**GIVEN PROBLEM**
Reproduce the listing below without changes, except that pictures are left out.

____ AVAILABLE RECORDS

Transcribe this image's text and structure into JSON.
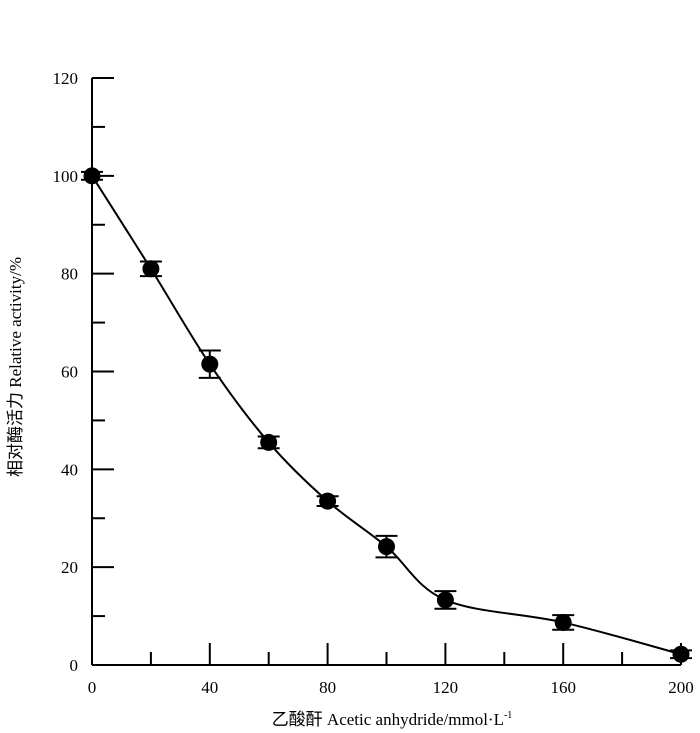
{
  "chart_data": {
    "type": "line",
    "xlabel": "乙酸酐 Acetic anhydride/mmol·L",
    "xlabel_superscript": "-1",
    "ylabel": "相对酶活力 Relative activity/%",
    "xlim": [
      0,
      200
    ],
    "ylim": [
      0,
      120
    ],
    "x_ticks": [
      0,
      40,
      80,
      120,
      160,
      200
    ],
    "y_ticks": [
      0,
      20,
      40,
      60,
      80,
      100,
      120
    ],
    "grid": false,
    "marker": "filled-circle",
    "line_color": "#000000",
    "series": [
      {
        "x": [
          0,
          20,
          40,
          60,
          80,
          100,
          120,
          160,
          200
        ],
        "y": [
          100,
          81,
          61.5,
          45.5,
          33.5,
          24.2,
          13.3,
          8.7,
          2.2
        ],
        "error": [
          0.8,
          1.5,
          2.8,
          1.2,
          1.0,
          2.2,
          1.8,
          1.5,
          0.8
        ]
      }
    ]
  }
}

________

**FINISHED EXERCISE**
Transcribe this image's text and structure into JSON.
{
  "chart_data": {
    "type": "line",
    "xlabel": "乙酸酐 Acetic anhydride/mmol·L",
    "xlabel_superscript": "-1",
    "ylabel": "相对酶活力 Relative activity/%",
    "xlim": [
      0,
      200
    ],
    "ylim": [
      0,
      120
    ],
    "x_ticks": [
      0,
      40,
      80,
      120,
      160,
      200
    ],
    "y_ticks": [
      0,
      20,
      40,
      60,
      80,
      100,
      120
    ],
    "grid": false,
    "marker": "filled-circle",
    "line_color": "#000000",
    "series": [
      {
        "x": [
          0,
          20,
          40,
          60,
          80,
          100,
          120,
          160,
          200
        ],
        "y": [
          100,
          81,
          61.5,
          45.5,
          33.5,
          24.2,
          13.3,
          8.7,
          2.2
        ],
        "error": [
          0.8,
          1.5,
          2.8,
          1.2,
          1.0,
          2.2,
          1.8,
          1.5,
          0.8
        ]
      }
    ]
  }
}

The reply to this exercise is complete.